Data provided →
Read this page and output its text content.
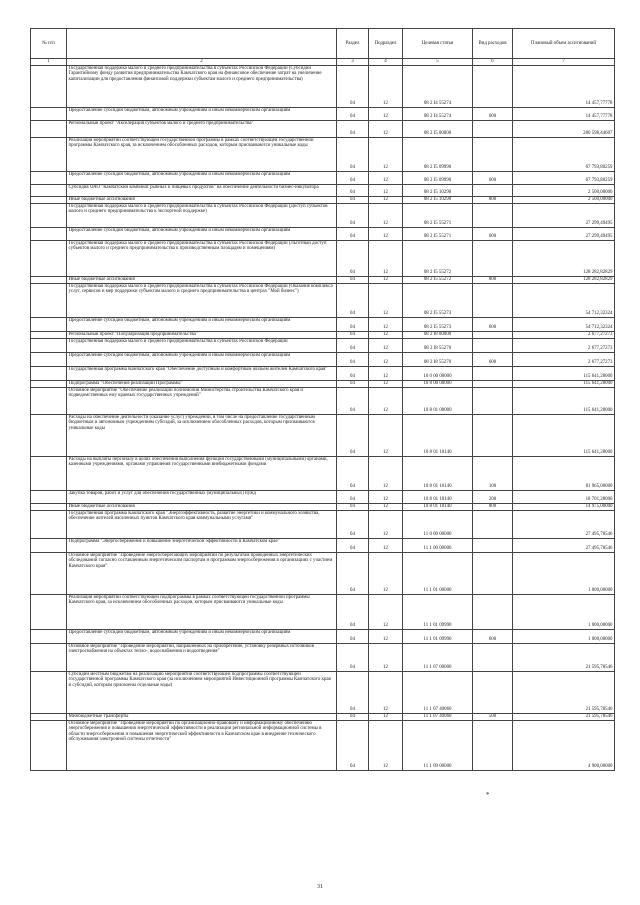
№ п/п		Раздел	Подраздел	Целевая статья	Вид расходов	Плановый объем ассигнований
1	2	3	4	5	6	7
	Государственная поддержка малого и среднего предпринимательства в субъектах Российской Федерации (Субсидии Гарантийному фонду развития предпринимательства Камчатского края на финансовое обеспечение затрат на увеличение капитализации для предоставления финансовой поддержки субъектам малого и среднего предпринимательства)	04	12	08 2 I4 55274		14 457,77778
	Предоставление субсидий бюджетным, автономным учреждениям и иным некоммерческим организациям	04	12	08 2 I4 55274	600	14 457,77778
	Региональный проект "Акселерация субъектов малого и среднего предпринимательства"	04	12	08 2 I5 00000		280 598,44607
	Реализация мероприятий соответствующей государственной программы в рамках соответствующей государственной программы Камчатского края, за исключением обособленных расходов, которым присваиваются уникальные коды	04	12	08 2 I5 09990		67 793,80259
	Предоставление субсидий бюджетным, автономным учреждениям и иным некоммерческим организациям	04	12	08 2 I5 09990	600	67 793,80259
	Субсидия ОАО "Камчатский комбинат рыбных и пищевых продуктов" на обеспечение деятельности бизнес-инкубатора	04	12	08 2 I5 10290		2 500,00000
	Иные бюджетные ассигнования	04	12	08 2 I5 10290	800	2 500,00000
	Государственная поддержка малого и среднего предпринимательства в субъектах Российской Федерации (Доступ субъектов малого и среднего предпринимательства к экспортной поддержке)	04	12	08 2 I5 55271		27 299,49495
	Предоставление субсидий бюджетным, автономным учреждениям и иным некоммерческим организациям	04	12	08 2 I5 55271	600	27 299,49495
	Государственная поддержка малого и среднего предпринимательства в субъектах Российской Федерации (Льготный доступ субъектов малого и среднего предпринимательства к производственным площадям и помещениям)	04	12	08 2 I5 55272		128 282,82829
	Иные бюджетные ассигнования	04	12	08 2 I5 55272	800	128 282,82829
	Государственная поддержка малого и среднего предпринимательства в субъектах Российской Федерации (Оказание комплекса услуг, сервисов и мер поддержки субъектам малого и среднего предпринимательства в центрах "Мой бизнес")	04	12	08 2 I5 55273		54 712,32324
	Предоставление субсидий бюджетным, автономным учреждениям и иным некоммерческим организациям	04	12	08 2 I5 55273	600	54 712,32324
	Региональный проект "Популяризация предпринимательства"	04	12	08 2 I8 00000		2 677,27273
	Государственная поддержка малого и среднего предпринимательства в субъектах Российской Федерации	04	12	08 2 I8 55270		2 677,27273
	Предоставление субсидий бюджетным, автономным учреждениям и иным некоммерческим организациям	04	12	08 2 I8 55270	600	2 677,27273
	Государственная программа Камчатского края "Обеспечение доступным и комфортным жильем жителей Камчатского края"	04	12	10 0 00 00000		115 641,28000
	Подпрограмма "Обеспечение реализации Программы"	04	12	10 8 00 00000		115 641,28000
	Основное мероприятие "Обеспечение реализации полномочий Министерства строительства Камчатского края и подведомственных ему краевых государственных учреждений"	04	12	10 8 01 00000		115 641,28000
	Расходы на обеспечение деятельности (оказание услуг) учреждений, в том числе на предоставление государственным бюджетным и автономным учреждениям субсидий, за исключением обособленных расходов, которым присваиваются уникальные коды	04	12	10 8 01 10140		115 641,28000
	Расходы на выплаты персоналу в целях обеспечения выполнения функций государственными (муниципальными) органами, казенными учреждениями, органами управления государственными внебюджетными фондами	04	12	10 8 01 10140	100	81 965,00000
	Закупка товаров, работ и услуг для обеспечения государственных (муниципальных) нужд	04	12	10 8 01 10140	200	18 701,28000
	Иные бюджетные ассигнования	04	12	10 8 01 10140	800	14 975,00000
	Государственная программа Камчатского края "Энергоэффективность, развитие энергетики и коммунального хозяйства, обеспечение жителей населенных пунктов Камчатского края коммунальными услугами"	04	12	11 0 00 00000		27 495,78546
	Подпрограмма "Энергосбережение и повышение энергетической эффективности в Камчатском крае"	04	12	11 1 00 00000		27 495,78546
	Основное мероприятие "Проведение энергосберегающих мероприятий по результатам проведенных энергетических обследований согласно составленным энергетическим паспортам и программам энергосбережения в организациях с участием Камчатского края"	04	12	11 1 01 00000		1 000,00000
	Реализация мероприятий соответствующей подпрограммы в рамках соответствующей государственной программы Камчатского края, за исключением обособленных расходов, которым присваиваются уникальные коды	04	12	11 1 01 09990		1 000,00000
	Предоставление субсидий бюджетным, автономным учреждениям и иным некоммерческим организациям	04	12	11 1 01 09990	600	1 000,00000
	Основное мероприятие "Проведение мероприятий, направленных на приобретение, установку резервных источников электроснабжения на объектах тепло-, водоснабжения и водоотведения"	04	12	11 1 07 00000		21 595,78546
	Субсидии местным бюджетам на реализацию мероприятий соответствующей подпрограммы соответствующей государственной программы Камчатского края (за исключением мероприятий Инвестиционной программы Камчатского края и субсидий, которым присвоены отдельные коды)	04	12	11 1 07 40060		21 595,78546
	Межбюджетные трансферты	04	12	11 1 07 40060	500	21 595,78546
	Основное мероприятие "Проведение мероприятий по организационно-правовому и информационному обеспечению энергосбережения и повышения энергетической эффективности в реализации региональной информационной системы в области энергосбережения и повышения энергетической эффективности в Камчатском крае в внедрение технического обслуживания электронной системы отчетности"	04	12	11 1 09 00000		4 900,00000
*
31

* * *

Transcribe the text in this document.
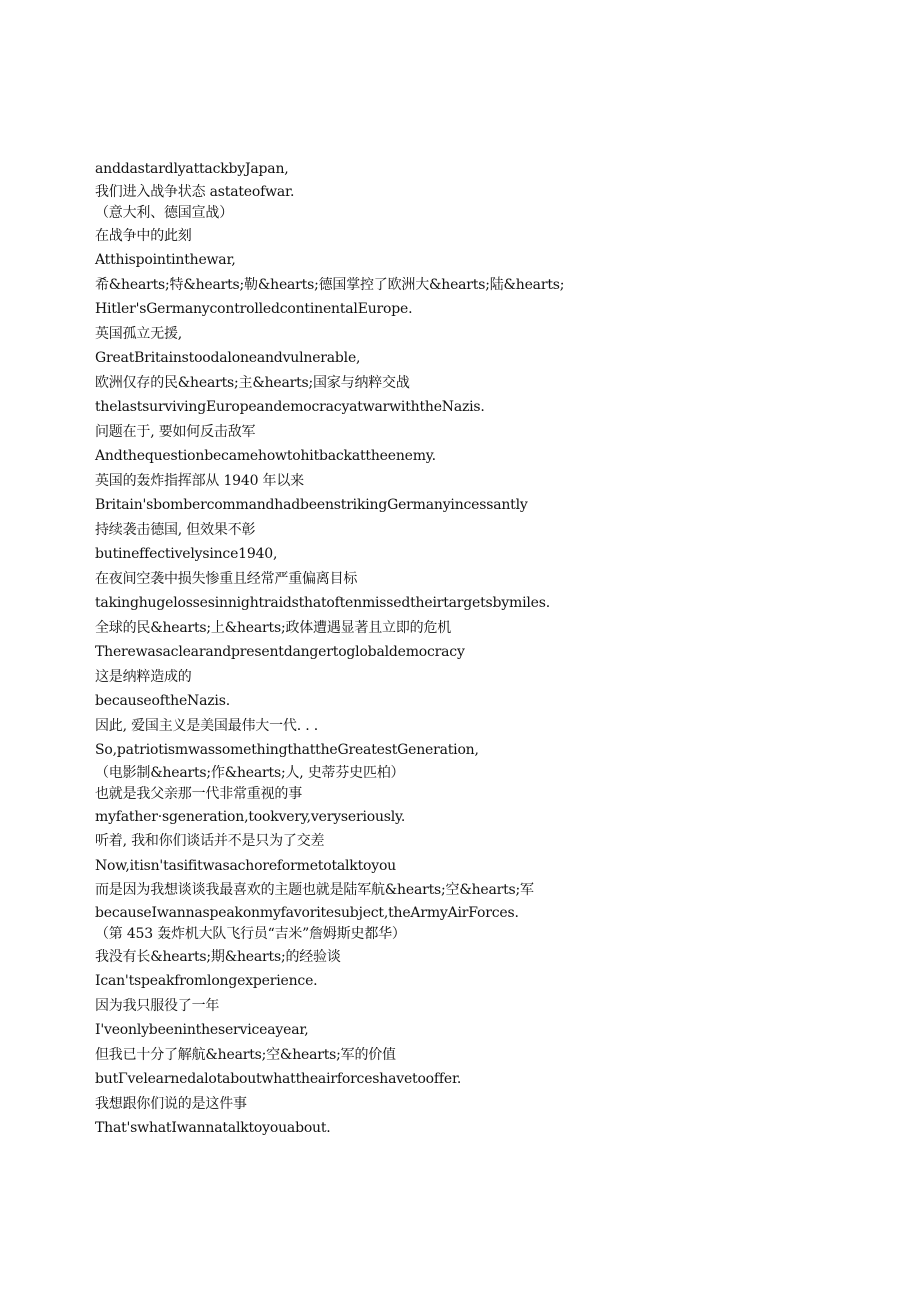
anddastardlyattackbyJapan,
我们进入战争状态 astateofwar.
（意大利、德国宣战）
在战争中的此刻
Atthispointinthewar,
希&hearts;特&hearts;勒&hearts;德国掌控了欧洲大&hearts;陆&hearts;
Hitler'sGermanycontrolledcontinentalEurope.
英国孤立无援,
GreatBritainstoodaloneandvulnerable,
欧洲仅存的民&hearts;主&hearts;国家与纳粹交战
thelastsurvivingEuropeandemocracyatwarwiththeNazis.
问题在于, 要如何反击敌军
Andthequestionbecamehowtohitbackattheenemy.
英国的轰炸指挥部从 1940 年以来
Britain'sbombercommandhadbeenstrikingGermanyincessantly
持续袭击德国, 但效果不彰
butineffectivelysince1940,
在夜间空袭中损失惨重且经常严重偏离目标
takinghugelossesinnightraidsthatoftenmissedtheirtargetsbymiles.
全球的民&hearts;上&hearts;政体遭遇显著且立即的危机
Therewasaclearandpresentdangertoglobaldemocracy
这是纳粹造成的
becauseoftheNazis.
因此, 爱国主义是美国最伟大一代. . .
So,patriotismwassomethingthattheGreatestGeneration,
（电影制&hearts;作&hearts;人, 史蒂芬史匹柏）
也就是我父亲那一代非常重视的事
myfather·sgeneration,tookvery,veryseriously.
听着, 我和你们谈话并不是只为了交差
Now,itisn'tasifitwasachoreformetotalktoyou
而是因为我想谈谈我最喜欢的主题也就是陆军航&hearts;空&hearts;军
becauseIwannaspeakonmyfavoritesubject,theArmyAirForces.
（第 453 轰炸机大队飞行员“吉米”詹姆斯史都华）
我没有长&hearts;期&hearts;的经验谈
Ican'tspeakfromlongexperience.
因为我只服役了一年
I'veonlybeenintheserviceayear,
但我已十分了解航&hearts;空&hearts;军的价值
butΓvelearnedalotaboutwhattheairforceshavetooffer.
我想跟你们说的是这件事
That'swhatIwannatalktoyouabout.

...

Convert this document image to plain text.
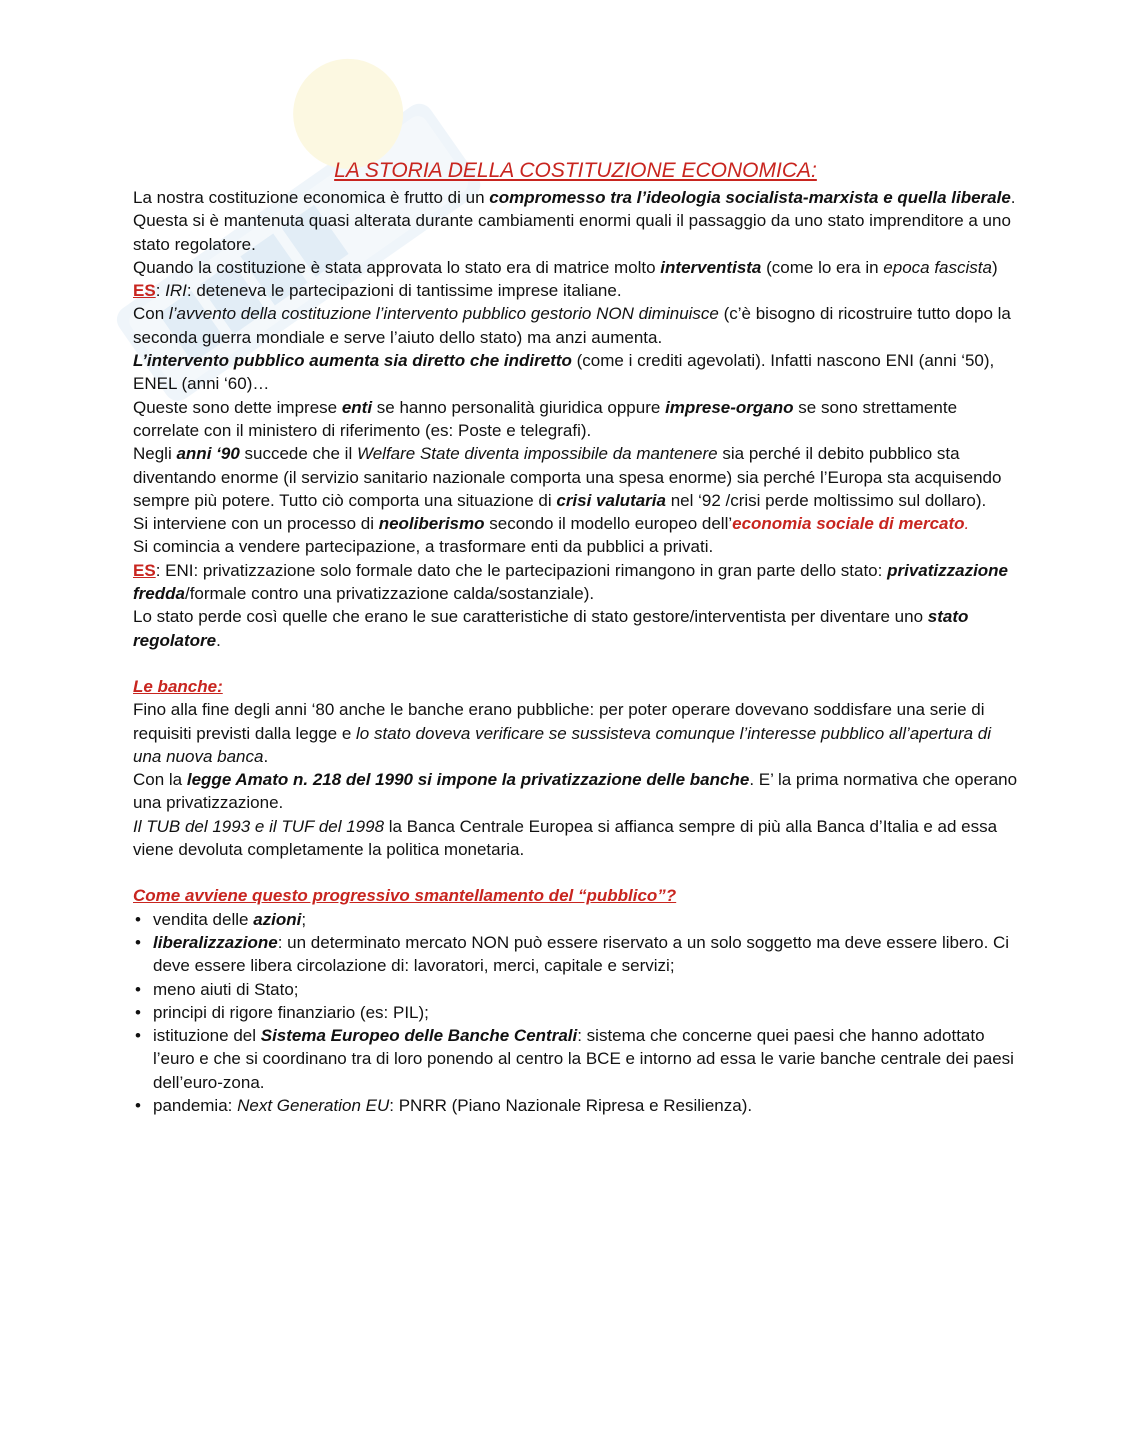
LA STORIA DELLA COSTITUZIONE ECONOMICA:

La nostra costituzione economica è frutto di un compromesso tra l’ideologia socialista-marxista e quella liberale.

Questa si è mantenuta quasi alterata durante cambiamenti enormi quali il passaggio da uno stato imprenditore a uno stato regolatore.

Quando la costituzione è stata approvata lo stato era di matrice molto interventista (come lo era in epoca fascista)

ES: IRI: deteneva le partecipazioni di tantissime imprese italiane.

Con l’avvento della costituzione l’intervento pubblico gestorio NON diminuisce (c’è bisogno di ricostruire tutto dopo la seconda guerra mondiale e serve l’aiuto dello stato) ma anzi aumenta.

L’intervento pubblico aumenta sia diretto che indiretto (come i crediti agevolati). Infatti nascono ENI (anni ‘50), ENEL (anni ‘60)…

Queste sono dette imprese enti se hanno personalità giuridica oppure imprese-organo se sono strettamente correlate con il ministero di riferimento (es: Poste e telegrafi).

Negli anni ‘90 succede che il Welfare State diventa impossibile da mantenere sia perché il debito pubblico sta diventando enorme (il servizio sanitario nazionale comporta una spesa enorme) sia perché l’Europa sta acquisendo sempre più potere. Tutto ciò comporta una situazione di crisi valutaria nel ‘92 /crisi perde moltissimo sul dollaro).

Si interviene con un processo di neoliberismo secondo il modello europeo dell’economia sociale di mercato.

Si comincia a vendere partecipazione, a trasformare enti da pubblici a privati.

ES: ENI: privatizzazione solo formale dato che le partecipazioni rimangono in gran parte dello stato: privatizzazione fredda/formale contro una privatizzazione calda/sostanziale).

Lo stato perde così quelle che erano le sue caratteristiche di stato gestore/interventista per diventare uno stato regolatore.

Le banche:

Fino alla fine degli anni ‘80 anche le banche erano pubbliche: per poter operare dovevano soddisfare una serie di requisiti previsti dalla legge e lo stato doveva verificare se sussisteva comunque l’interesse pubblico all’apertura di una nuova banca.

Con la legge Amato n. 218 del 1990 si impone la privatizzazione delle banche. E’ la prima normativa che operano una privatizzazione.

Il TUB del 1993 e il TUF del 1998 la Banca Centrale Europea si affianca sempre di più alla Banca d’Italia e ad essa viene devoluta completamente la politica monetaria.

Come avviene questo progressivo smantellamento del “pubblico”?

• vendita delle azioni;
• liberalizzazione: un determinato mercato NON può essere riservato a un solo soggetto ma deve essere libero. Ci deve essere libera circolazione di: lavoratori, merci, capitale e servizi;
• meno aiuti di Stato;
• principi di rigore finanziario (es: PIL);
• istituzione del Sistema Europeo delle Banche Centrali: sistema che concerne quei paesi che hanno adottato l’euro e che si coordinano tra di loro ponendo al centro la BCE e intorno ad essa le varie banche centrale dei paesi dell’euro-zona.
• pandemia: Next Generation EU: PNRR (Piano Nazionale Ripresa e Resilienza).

What needs to be done →
Go through the material and copy out every line with "жителей" in it.

Output for this exercise →
	Государственная программа Камчатского края "Обеспечение доступным и комфортным жильем жителей Камчатского края"	04	12	10 0 00 00000		115 641,28000
	Государственная программа Камчатского края "Энергоэффективность, развитие энергетики и коммунального хозяйства, обеспечение жителей населенных пунктов Камчатского края коммунальными услугами"	04	12	11 0 00 00000		27 495,78546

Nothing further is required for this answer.